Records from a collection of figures
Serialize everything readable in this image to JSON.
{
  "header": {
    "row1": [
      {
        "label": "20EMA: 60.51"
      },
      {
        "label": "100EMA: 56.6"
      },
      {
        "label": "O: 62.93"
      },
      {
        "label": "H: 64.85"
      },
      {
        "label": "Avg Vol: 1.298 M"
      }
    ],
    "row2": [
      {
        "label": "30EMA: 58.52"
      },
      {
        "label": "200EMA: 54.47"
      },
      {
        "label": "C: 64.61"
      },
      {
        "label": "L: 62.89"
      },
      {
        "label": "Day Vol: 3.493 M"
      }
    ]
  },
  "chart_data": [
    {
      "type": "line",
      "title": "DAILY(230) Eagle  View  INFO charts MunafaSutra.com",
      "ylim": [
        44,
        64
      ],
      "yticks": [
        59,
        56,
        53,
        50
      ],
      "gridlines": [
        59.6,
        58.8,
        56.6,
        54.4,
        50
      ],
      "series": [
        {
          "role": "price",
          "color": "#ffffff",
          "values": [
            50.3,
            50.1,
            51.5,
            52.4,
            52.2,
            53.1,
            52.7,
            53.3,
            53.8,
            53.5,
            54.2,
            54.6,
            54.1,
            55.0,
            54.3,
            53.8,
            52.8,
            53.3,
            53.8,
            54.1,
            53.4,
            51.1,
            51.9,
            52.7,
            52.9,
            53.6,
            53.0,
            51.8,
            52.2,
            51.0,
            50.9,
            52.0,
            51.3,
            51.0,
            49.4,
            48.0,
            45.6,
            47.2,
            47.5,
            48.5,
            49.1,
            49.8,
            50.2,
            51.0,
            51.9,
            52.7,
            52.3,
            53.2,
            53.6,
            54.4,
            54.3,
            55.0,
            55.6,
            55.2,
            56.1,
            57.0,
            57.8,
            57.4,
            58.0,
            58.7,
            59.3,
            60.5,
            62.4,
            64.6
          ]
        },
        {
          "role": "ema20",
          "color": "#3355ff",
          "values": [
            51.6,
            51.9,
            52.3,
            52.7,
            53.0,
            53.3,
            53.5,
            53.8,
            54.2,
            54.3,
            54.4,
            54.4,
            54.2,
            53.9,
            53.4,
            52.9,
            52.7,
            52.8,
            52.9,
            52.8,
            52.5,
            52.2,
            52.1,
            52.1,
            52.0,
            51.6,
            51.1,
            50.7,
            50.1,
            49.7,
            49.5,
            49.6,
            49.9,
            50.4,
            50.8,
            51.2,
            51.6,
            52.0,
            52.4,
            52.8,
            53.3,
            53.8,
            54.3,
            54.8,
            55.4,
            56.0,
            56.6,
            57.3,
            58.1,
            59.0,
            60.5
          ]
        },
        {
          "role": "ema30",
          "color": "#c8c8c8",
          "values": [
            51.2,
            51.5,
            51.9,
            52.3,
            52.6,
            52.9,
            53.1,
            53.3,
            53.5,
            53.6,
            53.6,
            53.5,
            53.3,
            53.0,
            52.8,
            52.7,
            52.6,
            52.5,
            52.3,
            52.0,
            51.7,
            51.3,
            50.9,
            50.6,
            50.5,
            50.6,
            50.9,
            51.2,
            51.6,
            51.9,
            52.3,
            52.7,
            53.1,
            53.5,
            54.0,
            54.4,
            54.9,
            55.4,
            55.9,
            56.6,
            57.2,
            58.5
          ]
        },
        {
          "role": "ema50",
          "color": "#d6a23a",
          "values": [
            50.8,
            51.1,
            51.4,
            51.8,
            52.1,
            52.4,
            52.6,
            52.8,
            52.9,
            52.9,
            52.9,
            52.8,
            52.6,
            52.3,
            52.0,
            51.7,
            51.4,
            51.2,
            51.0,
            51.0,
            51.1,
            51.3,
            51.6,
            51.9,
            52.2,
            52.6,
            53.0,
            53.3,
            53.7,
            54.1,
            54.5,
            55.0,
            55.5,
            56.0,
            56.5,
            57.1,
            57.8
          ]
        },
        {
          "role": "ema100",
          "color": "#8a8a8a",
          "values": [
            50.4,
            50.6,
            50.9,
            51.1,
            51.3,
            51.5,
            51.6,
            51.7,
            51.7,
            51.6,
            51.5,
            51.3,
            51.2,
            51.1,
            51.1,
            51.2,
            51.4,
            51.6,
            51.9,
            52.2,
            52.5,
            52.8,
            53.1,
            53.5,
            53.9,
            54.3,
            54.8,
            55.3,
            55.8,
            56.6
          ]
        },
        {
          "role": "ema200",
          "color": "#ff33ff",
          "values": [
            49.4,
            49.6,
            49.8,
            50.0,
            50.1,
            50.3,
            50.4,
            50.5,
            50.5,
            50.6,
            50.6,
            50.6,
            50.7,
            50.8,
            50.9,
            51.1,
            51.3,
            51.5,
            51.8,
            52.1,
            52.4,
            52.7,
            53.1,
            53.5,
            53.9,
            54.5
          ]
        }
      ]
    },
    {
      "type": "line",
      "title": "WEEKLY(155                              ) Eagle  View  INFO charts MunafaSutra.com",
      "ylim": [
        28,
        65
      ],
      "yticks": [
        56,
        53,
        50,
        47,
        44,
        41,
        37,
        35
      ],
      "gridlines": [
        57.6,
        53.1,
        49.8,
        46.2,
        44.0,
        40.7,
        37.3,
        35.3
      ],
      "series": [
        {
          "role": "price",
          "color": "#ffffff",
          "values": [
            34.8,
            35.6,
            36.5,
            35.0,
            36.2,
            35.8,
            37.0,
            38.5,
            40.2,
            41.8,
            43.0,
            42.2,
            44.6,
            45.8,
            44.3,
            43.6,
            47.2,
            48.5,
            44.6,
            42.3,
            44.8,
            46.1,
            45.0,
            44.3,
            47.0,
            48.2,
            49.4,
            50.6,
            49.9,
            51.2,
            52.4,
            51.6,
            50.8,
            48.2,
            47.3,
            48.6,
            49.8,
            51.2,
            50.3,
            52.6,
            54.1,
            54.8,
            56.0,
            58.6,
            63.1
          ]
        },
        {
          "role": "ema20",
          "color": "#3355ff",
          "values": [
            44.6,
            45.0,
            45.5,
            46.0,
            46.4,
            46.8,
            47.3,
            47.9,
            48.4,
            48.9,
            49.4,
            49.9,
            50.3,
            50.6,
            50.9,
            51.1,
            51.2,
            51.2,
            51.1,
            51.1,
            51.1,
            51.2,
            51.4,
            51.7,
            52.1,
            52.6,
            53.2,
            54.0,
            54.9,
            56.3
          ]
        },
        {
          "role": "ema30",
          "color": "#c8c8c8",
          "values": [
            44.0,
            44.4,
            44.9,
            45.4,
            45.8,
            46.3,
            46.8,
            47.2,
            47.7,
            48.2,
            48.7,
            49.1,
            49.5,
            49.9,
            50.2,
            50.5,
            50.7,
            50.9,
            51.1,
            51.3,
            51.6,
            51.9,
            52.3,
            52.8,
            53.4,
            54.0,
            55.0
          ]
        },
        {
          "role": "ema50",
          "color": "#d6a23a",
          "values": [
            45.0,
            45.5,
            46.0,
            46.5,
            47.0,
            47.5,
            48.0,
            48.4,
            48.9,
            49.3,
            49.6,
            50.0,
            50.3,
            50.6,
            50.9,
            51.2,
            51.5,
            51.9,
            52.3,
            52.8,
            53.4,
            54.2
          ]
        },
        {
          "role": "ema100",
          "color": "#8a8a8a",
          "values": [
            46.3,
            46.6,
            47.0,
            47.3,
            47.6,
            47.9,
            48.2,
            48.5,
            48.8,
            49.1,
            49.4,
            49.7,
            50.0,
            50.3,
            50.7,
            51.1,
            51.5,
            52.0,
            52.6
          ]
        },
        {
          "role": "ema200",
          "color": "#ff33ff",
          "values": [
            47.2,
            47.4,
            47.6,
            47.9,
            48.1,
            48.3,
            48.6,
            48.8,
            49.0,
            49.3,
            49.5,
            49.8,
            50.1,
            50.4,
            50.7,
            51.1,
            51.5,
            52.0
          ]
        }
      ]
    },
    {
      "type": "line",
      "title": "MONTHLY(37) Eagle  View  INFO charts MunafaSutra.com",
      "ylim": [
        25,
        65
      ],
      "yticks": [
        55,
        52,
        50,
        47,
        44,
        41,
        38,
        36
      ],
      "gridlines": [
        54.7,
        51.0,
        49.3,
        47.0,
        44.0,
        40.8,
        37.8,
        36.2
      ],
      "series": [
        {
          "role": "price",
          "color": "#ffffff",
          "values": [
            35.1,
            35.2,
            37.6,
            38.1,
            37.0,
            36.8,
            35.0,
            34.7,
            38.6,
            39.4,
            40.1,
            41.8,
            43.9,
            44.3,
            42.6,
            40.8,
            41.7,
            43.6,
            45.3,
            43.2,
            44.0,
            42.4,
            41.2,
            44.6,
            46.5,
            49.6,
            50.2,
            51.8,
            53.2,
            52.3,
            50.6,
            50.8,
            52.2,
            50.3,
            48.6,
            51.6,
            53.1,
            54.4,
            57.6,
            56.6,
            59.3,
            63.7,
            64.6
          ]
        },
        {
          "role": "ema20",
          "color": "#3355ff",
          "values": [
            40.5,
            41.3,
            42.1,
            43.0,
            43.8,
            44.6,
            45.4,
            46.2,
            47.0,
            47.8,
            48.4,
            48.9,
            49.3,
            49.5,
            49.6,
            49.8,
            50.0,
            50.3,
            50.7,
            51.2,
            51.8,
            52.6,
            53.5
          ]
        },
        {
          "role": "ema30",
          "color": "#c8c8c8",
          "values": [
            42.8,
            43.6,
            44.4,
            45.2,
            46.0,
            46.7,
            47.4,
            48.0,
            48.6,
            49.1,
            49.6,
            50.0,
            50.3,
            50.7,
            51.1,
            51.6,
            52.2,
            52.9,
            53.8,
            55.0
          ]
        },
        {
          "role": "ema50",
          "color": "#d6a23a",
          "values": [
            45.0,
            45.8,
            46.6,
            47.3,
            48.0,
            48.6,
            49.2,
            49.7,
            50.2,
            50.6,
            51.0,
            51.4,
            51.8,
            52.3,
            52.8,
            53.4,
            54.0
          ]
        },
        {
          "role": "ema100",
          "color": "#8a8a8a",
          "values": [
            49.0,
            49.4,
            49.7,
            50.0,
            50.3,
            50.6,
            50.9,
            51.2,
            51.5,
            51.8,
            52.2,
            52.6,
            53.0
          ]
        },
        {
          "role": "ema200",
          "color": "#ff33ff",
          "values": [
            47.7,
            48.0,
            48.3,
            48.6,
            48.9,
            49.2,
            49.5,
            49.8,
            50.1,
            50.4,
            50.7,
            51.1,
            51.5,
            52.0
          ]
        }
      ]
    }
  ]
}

▶ _Aim of the task_
Search the lines for "title". Copy each line that has it.

▶ _Reply_
      "title": "DAILY(230) Eagle  View  INFO charts MunafaSutra.com",
      "title": "WEEKLY(155                              ) Eagle  View  INFO charts MunafaSutra.com",
      "title": "MONTHLY(37) Eagle  View  INFO charts MunafaSutra.com",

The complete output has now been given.